> **Excerpt to read**:
# # # #

Among the many general causes of decline in grace, we may assign a principal place to spiritual pride and self-admiration. If our attainments in knowledge and giftedness, and even in grace, seduce us into a good opinion of ourselves, as if we were wise and good, we are already ensnared, in danger of falling every step we take, of mistaking the right path, and proceeding from bad to worse, without a power of correcting or even of discovering our deviations! That is, unless and until the Lord mercifully interposes, by restoring us to a spirit of humility, and dependence upon Himself. For God, who gives more grace to the humble, resists the proud! He beholds them with abhorrence, in proportion to the degree in which they admire themselves! It is the invariable law of His kingdom, that everyone who exalts himself—shall be abased!
True Christians, through the remaining evil of their hearts, and the subtle temptations of their enemy, are liable, not only to the workings of that pride which is common to our fallen nature, but to a certain kind of pride, which, though the most absurd and intolerable in any person, can only be found among those who make profession of the gospel. We have nothing but what we have received, and therefore to be proud of our titles, wealth, knowledge, success, or any temporal advantages by which the providence of God has distinguished us, is downright sinful! For those who confess themselves to be ‘sinners’, and therefore deserving of nothing but misery and wrath, to be proud of those peculiar blessings which are derived from the gospel of God’s grace, is a wickedness of which even the demons are not capable of!
The apostle Paul was so aware of his danger of being exalted above measure, through the abundant revelations and peculiar favors which the Lord had afforded him, that he says, “There was given me a messenger of Satan to buffet me.” He speaks of this sharp trial as a great mercy, because he saw that it was necessary, and designed to keep him humble and attentive to his own weakness.
Ministers who are honored with singular abilities and success, have great need of watchfulness and prayer on this account! Simple-hearted hearers are apt to admire their favorite preacher, taking it for granted that he is deeply affected himself with the truths, which, with so much apparent liberty and power, he proposes to them. While, perhaps, the poor worm is secretly indulging self-applause, and pleasing himself with the numbers and attention of those who hang upon his words!

# # # #

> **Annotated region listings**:
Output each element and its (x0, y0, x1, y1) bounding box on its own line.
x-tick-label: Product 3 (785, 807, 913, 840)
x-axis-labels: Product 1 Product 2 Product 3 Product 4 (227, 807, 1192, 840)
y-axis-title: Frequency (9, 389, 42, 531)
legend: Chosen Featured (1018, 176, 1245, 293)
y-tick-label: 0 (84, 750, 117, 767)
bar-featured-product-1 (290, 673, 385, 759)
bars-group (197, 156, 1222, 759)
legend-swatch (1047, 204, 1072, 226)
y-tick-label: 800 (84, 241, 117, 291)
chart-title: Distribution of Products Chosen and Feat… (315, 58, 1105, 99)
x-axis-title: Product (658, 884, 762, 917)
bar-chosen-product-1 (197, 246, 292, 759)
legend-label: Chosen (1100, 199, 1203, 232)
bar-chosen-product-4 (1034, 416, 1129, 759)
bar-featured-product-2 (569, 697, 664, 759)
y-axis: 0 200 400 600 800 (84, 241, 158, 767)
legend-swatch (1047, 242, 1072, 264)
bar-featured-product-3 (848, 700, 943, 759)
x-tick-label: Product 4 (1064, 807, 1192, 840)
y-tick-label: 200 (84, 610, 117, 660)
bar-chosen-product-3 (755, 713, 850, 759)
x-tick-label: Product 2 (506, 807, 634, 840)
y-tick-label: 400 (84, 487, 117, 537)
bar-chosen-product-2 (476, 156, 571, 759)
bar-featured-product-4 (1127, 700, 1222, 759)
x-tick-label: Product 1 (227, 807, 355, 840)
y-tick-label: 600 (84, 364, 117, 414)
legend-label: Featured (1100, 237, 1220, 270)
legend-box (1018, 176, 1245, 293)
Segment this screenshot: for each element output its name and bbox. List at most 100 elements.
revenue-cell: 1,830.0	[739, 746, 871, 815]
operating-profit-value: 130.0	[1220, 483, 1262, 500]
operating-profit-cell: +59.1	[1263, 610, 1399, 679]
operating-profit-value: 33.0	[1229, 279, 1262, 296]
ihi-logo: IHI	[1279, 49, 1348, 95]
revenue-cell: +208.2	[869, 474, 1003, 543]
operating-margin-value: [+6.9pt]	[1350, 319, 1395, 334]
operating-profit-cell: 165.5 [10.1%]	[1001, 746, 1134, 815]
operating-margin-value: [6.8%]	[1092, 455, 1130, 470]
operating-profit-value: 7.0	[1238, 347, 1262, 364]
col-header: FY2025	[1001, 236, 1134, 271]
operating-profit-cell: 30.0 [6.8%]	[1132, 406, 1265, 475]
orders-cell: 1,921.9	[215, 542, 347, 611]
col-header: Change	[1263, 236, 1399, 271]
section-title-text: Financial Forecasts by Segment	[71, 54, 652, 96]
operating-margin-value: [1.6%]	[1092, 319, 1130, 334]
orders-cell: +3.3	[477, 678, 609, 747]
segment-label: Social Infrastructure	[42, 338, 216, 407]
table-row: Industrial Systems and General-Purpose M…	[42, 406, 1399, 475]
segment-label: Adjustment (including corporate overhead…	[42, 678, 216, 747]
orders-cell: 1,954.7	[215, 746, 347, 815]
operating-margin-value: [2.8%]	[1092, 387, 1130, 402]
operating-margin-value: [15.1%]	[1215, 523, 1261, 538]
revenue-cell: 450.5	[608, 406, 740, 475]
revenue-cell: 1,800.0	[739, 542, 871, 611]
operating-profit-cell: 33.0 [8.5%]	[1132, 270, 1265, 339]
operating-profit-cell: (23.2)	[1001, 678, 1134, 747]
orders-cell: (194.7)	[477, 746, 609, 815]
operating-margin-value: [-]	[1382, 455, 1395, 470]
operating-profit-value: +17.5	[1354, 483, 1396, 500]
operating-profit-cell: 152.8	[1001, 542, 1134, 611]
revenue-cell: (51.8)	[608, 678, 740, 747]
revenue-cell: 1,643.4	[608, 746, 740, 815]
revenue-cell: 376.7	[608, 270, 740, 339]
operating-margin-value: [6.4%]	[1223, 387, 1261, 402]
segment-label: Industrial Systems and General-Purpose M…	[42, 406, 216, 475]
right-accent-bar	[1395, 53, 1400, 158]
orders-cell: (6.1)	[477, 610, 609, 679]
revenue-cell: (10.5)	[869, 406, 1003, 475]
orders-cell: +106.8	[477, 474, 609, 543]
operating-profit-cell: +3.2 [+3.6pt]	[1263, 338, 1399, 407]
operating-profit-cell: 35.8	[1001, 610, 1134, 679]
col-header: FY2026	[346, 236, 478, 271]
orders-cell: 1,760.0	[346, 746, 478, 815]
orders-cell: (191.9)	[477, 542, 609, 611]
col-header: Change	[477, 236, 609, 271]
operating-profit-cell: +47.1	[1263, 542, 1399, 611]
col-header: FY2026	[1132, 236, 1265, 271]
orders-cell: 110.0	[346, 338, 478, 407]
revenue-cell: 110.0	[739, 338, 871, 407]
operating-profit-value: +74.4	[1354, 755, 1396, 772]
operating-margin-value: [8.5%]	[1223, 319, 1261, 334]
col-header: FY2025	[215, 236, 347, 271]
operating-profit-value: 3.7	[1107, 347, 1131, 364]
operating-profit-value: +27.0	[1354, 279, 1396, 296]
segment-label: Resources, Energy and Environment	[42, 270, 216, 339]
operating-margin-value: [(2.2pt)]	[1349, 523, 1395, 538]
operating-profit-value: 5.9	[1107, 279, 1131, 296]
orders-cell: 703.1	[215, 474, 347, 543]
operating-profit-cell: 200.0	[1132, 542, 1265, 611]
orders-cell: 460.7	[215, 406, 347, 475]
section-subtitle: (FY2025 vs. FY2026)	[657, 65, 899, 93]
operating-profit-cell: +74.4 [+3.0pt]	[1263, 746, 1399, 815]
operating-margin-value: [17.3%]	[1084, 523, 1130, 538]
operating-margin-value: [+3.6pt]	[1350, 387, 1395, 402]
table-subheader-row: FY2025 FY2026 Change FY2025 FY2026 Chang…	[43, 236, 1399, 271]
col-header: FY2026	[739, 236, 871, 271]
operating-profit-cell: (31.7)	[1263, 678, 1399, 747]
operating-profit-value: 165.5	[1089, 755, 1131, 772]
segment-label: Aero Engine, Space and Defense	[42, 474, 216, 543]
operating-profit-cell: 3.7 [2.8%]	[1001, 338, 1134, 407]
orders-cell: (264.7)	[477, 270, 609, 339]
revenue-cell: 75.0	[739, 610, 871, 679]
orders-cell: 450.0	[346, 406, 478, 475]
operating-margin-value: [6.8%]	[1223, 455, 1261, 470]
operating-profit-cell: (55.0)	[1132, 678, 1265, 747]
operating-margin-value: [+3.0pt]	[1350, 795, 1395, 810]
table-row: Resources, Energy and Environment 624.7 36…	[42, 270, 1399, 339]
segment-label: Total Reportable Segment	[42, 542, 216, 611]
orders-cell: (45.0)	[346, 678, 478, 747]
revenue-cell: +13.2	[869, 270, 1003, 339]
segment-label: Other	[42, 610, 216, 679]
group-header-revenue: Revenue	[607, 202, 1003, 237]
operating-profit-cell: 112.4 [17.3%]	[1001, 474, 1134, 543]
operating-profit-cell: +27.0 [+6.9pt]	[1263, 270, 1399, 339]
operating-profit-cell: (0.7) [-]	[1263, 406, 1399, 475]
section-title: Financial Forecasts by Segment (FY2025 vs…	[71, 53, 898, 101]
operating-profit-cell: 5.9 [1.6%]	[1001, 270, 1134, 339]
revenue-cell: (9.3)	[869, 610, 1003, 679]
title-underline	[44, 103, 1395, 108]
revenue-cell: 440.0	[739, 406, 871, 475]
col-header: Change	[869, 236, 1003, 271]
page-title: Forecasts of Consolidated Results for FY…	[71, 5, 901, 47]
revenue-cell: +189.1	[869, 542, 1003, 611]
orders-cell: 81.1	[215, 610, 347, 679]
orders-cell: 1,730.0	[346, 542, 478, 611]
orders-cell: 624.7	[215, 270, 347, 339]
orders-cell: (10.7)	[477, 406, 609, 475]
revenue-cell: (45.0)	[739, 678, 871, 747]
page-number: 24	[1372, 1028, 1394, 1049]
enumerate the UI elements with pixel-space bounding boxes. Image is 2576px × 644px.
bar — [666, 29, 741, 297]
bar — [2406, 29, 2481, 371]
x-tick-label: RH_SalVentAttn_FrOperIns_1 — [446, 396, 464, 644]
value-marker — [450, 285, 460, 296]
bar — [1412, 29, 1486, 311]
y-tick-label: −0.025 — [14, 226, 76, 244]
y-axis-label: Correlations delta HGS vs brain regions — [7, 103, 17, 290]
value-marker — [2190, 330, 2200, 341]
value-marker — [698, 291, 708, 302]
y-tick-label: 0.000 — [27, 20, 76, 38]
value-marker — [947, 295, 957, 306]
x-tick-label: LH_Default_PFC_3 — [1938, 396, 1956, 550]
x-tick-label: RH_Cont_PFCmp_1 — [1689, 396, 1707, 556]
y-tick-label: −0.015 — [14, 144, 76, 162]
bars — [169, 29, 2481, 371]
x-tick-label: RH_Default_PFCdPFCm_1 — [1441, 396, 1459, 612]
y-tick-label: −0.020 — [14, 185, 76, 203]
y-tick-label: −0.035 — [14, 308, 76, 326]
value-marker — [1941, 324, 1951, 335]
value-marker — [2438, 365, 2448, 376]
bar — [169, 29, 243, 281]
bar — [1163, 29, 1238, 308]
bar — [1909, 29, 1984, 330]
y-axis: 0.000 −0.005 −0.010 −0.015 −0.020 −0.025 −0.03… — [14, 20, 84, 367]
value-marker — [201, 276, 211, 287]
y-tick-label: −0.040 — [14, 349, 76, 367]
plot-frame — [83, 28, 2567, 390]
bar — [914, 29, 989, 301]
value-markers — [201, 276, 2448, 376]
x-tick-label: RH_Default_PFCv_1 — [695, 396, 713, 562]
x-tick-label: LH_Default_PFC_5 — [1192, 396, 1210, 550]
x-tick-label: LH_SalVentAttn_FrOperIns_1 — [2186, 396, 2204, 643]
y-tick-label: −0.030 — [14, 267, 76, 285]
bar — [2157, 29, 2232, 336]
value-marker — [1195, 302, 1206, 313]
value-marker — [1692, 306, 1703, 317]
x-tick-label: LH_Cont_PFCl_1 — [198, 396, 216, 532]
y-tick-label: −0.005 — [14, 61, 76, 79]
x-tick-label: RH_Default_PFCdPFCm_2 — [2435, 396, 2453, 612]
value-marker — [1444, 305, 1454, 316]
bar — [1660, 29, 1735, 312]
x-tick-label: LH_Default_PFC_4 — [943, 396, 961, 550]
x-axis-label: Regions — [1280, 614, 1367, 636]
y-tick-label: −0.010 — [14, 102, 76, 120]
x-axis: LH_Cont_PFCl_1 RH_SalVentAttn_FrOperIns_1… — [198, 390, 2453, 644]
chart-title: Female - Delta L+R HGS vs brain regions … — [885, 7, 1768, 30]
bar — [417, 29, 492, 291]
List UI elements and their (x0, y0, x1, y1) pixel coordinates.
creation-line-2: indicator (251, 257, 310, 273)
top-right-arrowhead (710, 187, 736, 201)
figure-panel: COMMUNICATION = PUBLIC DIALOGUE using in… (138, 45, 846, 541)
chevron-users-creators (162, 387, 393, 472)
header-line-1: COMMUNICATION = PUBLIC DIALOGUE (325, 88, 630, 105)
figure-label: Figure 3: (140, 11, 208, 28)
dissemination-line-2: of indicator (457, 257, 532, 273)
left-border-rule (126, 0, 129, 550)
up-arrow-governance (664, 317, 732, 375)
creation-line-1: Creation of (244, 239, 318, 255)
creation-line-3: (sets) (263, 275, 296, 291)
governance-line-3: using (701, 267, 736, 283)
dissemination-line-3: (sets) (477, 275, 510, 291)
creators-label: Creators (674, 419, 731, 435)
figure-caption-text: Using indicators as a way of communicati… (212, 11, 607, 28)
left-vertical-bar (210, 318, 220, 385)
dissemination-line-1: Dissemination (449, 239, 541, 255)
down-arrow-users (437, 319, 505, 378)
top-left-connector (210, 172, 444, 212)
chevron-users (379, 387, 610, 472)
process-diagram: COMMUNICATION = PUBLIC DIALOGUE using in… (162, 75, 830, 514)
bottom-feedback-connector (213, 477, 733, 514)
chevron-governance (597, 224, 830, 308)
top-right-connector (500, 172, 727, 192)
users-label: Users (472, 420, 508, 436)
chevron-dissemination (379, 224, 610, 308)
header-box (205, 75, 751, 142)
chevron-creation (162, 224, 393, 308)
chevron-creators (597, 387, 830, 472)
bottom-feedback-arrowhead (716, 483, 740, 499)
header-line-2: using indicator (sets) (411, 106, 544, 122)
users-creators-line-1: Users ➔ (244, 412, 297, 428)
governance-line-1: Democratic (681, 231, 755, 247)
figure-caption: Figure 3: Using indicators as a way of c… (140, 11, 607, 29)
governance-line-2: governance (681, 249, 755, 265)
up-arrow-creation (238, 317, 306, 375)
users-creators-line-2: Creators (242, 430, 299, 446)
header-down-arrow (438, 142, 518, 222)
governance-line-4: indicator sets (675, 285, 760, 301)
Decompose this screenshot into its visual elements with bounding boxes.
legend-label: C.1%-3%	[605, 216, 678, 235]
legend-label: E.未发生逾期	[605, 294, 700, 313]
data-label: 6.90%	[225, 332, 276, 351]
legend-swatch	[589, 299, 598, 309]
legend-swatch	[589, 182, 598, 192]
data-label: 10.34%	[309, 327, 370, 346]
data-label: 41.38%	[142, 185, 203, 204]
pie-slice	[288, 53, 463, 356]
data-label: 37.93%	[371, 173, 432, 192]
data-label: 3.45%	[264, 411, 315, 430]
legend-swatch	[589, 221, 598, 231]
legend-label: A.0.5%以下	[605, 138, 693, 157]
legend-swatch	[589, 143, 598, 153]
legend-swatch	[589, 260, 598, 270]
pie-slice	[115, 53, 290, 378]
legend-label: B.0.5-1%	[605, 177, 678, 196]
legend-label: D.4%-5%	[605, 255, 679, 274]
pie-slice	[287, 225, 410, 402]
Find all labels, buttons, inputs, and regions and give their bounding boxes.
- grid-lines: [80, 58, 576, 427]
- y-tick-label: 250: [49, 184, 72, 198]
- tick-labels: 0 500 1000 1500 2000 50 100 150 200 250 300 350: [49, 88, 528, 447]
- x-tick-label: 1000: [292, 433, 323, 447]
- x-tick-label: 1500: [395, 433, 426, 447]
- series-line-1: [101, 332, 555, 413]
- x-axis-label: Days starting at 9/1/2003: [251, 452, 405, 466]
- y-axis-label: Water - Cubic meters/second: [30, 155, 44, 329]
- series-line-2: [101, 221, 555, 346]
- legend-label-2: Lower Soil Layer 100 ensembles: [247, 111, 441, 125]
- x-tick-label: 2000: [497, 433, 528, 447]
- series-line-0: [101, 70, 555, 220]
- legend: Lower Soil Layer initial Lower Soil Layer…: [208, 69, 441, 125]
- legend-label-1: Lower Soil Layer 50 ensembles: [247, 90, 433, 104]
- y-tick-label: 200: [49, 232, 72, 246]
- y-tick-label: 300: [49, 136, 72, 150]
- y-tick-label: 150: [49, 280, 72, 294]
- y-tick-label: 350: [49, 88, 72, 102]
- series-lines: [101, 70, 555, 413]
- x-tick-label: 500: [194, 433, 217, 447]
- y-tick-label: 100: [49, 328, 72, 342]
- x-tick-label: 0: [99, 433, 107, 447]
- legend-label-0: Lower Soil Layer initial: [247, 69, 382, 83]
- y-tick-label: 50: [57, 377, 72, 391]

# # # #

> **Problems and tasks**:
1. From the passage on spiritual pride:
(a) Whom does God resist?
(b) What does Paul say was given to him to buffet him?
(c) Whom are simple-hearted hearers apt to admire?
2. Could you resume the passage on spiritual pride, starting after its final sentence?

> **Expected outputs**:
1.
(a) The proud.
(b) A messenger of Satan.
(c) Their favorite preacher.

2.
Perhaps such thoughts will occasionally rise in the minds of the best ministers; but, if they are allowed, if they become habitual, and enter strongly into the idea he forms of his own importance; and if, while he professes to preach Jesus Christ, he is preaching himself, and seeking his own glory, he is guilty of high treason against the Majesty of Him in whose name he speaks! And sooner or later, the effects of his pride will be visible and noticed. Doctrinal errors, gross misconduct, an abatement of zeal, of gifts, of influence, are evils, always to be dreaded, when spiritual pride has gained an ascendancy, whether in public or in private life.
For who makes you different from anyone else? What do you have that you did not receive? And if you did receive it why do you boast as though you did not? 1 Corinthians 4:7
“Then they began to argue among themselves about who would be the greatest among them.” Luke 22:24
We see in this passage how firmly pride and love of preeminence can stick to the hearts of Christian men. The strife was one which had been rebuked by our Lord on a former occasion. The Lord’s Supper which the disciples had just been receiving, and the circumstances under which they were assembled–made the strife particularly inappropriate.
And yet at this very season, the last quiet time they could spend with their Master before His death, this little flock begins to argue among themselves about who would be the greatest!
Such is the heart of man–ever weak, ever prideful, ever ready, even at its best times, to turn aside to what is evil!
The sin before us is a very old one. Ambition, self-esteem, and self-conceit–lie deep at the bottom of all men’s hearts, and often in the hearts where they are least suspected! Thousands imagine that they are humble, who cannot bear to see an equal more honored and favored than themselves. Few indeed can be found who rejoice heartily in another’s promotion over themselves.
If we make any profession of serving Christ, then let us live on our guard against this great evil. The harm that it has done to the Church of Christ, is far beyond calculation. Let us learn to take pleasure in the prosperity of others, and to be content with the lowest place for ourselves. The rule given to the Philippians should be often before our eyes, “In lowliness of mind let each esteem others better than themselves.” The example of John the Baptist is a bright instance of the spirit at which we should aim. He said of our Lord, “He must increase, but I must decrease.”
Jesus is the great teacher of ‘humility of heart’. We need daily to learn of Him. See the Master taking a towel and washing His disciples feet! Follower of Christ–will you not humble yourself? See Him as the Servant of servants–and surely you cannot be proud!
Is not this sentence the compendium of His biography: “He humbled Himself.” Was He not on earth, always stripping off first one robe of honor and then another–until, naked, He was fastened to the cross. There He not emptied out His inmost self, pouring out His life-blood, giving up for all of us, until they laid Him penniless in a borrowed grave.
How low was our dear Redeemer brought! How then can we be proud?
Stand at the foot of the cross and count the scarlet drops by which you have been cleansed. See the thorny crown and His scourged shoulders still gushing with the crimson flow of blood. See His hands and feet given up to the rough iron, and His whole self mocked and scorned. See the bitterness, the pangs, and the throes of inward grief show themselves in His outward frame. Hear the chilling shriek, “My God, my God, why have You forsaken Me!”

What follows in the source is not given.